→ Gezeigter Textauszug:
━━━

Wie das Thema der diesjährigen RaAM 9 bereits andeutet, begrüßte die RaAM
Forschungsbeiträge, die den Gebrauch von Metaphern und Metonymien in
diversen Gesellschaftsbereichen untersuchen und dabei unterschiedliche
Perspektiven einnehmen sowie verschiedene Methoden anwenden. Dies
zeigte sich in der Vielfalt von Sektionen, in denen das Department of Linguistics
and English Language der Lancaster University als Ausrichter der RaAM 9 die
gewaltige Anzahl von insgesamt 156 Vorträgen neben den Plenarvorträgen
und der Poster-Sektion organisierte. Die verschiedenen Sektionen boten unter
anderem Vorträge zur bildhaften Sprache in akademischen, politischen,
religiösen und wirtschaftlichen Diskursbereichen. Darüber hinaus reichte die
Spannbreite der Themen von Emotionsmetaphern über Metaphern im
Gesundheitswesen und den Medien bis hin zu Metaphern in der Literatur.

━━━

→ Bereitgestelltes Material:

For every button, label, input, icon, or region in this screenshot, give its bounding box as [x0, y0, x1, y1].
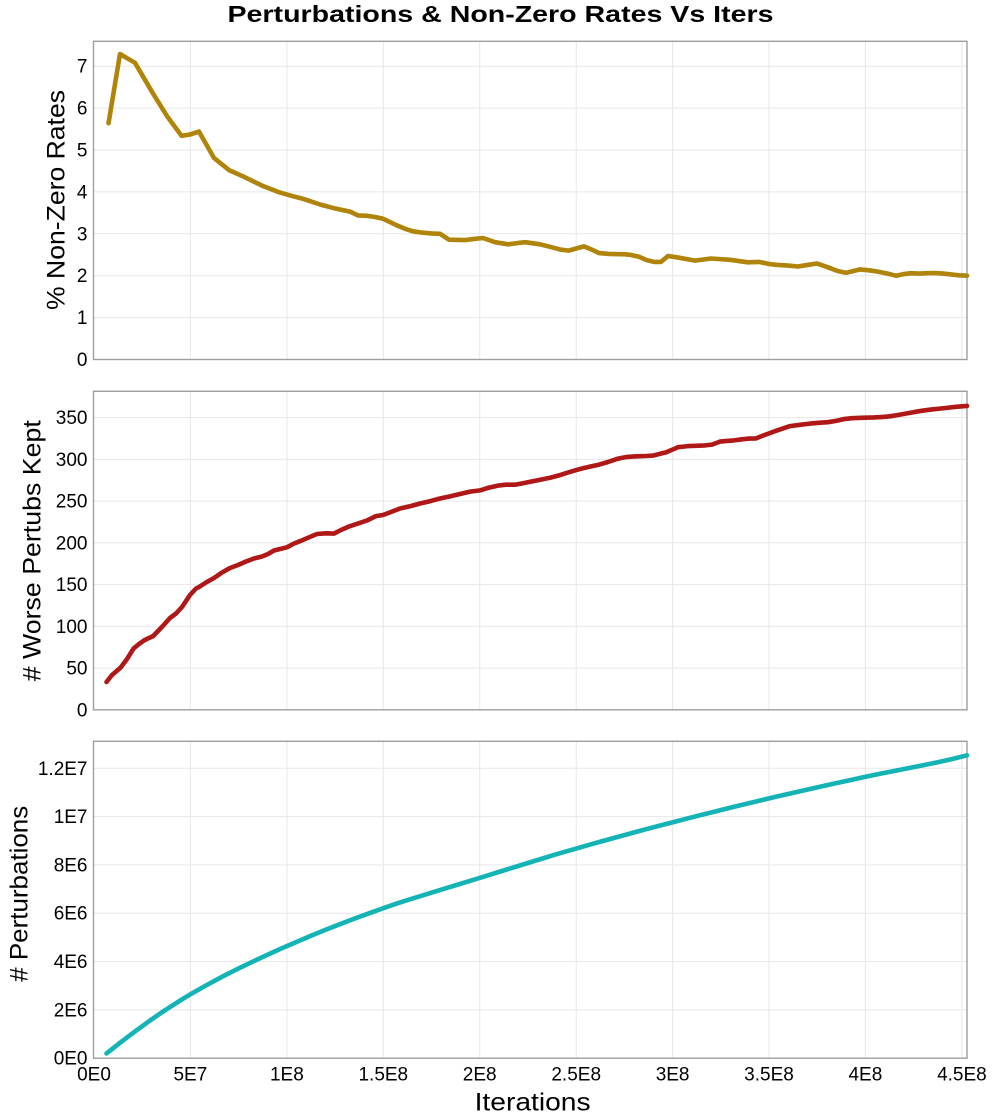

━━━

→ Zu lösende Aufgaben:
**1.** Stimmen die Aussagen (a) bis (c) mit dem Textauszug zur RaAM 9 überein? (a) Ausgerichtet wurde die RaAM 9 vom Department of Linguistics and English Language der Lancaster University. (b) Neben den Plenarvorträgen gab es insgesamt 165 Vorträge. (c) Die Themen reichten bis hin zu Metaphern in der Musik. Antworte jeweils mit Ja oder Nein und zitiere die entscheidenden Worte des Textes wörtlich.
**2.** Gib aus dem Textauszug zur RaAM 9 die Stelle wortgetreu wieder, beginnend mit „Wie das Thema“ und weiter bis einschließlich „in der Literatur.“.

→ Erwartete Antworten:
**1.**
(a) Ja: „das Department of Linguistics and English Language der Lancaster University als Ausrichter der RaAM 9“
(b) Nein: „die gewaltige Anzahl von insgesamt 156 Vorträgen neben den Plenarvorträgen“
(c) Nein: „bis hin zu Metaphern in der Literatur“

**2.**
Wie das Thema der diesjährigen RaAM 9 bereits andeutet, begrüßte die RaAM
Forschungsbeiträge, die den Gebrauch von Metaphern und Metonymien in
diversen Gesellschaftsbereichen untersuchen und dabei unterschiedliche
Perspektiven einnehmen sowie verschiedene Methoden anwenden. Dies
zeigte sich in der Vielfalt von Sektionen, in denen das Department of Linguistics
and English Language der Lancaster University als Ausrichter der RaAM 9 die
gewaltige Anzahl von insgesamt 156 Vorträgen neben den Plenarvorträgen
und der Poster-Sektion organisierte. Die verschiedenen Sektionen boten unter
anderem Vorträge zur bildhaften Sprache in akademischen, politischen,
religiösen und wirtschaftlichen Diskursbereichen. Darüber hinaus reichte die
Spannbreite der Themen von Emotionsmetaphern über Metaphern im
Gesundheitswesen und den Medien bis hin zu Metaphern in der Literatur.